-- Start of RECORD EXTRACTS --

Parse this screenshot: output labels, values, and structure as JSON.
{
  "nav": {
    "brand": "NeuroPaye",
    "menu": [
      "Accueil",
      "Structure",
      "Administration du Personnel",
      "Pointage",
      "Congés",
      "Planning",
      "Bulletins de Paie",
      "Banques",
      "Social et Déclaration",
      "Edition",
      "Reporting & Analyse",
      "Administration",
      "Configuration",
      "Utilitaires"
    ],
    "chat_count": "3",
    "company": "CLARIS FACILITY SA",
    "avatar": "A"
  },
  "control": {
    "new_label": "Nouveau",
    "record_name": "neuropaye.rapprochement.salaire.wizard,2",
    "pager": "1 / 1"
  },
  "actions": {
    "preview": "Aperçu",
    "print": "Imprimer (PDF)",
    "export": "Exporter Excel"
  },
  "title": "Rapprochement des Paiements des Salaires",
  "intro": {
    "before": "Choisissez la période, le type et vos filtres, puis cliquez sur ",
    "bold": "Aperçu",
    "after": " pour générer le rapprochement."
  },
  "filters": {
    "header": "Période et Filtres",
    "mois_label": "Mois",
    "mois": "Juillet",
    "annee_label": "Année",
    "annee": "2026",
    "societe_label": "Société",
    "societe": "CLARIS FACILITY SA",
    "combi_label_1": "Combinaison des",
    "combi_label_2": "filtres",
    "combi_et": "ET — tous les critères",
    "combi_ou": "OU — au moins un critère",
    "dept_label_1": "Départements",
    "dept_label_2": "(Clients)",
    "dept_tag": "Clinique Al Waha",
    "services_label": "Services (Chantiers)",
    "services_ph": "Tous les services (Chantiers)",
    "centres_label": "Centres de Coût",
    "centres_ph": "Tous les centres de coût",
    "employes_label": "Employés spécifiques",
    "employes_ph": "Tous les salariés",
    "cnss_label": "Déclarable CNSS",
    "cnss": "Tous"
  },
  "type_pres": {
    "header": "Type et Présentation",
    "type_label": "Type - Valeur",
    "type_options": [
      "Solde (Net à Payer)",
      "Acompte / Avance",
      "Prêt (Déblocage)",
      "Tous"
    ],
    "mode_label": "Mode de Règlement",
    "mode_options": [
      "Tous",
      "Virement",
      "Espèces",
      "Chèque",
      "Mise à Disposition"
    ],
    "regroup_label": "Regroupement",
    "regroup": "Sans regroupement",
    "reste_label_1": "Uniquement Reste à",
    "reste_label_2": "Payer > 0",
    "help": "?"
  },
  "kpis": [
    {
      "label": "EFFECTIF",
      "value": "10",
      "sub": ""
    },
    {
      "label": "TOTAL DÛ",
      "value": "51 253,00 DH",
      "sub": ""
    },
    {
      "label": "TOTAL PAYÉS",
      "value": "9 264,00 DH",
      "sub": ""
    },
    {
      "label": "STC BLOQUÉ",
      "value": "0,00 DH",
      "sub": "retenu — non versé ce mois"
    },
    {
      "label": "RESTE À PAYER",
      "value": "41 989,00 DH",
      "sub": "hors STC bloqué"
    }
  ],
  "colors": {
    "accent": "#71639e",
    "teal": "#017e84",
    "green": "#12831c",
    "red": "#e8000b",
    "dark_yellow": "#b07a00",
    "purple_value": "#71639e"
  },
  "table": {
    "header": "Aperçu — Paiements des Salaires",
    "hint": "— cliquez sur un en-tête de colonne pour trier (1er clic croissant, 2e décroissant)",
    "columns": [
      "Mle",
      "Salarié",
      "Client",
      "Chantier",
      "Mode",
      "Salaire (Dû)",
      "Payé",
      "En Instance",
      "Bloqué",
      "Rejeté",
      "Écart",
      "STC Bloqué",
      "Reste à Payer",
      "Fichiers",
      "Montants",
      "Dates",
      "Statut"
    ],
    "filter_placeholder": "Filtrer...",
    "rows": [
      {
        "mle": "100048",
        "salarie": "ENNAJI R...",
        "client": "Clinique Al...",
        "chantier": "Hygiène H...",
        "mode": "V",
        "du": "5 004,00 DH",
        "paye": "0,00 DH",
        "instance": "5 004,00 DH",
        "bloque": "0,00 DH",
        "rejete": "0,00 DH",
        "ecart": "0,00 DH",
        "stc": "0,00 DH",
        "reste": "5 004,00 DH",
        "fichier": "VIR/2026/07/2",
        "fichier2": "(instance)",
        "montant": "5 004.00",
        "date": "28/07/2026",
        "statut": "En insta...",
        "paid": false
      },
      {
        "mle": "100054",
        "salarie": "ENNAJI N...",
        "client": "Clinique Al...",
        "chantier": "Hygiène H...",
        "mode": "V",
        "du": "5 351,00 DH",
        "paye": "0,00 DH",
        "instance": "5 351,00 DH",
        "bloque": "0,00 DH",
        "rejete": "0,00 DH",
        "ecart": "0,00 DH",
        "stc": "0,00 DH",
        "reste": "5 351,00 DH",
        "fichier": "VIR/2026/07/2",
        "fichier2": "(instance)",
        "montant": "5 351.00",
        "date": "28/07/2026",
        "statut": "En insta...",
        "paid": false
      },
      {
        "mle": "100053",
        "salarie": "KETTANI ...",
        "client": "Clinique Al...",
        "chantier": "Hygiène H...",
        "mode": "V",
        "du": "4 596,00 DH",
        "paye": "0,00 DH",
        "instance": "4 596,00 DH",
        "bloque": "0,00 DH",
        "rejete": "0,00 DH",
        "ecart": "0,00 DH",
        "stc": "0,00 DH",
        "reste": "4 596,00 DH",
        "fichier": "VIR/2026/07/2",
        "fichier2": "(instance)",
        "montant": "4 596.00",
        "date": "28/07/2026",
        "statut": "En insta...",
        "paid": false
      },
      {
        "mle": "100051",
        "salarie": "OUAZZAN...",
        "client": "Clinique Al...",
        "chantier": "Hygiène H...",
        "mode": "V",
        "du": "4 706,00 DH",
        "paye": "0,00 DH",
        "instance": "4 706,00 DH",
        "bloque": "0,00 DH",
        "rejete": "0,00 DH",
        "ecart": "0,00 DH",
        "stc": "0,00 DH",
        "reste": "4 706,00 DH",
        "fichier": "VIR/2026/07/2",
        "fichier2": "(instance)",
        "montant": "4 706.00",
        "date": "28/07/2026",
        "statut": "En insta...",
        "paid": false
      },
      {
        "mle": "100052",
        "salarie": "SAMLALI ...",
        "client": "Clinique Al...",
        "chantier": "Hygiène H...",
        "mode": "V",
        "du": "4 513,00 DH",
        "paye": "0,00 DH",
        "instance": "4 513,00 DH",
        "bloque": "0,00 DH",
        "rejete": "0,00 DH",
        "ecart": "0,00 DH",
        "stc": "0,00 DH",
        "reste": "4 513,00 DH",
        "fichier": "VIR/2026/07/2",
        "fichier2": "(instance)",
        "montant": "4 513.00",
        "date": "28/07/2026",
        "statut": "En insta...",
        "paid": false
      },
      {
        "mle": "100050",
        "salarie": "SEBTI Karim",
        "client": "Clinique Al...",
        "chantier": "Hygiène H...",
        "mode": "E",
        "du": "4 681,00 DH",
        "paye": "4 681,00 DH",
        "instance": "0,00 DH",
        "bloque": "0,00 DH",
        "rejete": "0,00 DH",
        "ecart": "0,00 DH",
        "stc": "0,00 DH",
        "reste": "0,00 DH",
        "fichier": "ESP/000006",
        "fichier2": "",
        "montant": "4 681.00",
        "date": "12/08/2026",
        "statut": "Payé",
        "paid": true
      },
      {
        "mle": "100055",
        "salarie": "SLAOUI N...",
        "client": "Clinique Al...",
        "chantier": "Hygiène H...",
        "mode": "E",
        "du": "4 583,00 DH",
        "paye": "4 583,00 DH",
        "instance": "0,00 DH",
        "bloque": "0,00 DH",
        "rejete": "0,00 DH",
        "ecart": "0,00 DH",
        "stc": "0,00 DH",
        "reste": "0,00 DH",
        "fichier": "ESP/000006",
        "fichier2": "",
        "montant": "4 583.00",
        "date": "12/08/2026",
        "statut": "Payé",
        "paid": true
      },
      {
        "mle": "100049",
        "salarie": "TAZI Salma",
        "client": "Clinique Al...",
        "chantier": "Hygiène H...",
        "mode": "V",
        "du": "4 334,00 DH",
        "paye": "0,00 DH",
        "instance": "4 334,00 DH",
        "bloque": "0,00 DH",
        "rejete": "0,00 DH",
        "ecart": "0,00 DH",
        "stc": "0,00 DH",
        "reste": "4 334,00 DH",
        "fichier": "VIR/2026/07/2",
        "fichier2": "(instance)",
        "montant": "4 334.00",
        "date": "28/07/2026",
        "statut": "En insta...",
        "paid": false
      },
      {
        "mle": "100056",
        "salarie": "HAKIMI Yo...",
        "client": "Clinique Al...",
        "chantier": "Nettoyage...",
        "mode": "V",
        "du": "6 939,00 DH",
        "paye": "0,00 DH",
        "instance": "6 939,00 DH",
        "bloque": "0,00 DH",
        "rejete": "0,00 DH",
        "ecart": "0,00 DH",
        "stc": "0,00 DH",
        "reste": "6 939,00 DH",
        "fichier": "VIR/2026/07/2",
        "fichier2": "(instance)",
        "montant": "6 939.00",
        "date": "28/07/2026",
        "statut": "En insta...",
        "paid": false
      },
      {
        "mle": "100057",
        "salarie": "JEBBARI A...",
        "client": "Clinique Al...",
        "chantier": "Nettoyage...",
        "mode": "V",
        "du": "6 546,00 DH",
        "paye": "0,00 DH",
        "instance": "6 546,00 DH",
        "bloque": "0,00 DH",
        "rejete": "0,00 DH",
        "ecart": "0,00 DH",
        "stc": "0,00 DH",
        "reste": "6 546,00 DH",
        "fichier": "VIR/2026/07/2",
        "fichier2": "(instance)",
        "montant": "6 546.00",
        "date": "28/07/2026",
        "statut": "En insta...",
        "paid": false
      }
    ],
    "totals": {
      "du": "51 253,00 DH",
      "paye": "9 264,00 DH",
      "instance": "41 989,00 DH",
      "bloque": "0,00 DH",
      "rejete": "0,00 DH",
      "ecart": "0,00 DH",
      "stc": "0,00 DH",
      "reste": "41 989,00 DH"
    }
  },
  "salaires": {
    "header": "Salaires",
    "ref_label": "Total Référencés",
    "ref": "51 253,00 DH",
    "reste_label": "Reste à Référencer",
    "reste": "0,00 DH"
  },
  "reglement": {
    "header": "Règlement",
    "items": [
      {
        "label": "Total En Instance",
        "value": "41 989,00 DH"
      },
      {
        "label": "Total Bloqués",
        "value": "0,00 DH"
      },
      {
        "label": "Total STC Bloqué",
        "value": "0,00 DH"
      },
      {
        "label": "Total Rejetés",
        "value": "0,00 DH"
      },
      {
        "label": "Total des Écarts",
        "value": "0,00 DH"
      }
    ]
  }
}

-- End of RECORD EXTRACTS --

#### SET PROBLEM
Go through the records and copy each line with "header" in it.

#### SOLUTION TO THE EXERCISE
    "header": "Période et Filtres",
    "header": "Type et Présentation",
    "header": "Aperçu — Paiements des Salaires",
    "header": "Salaires",
    "header": "Règlement",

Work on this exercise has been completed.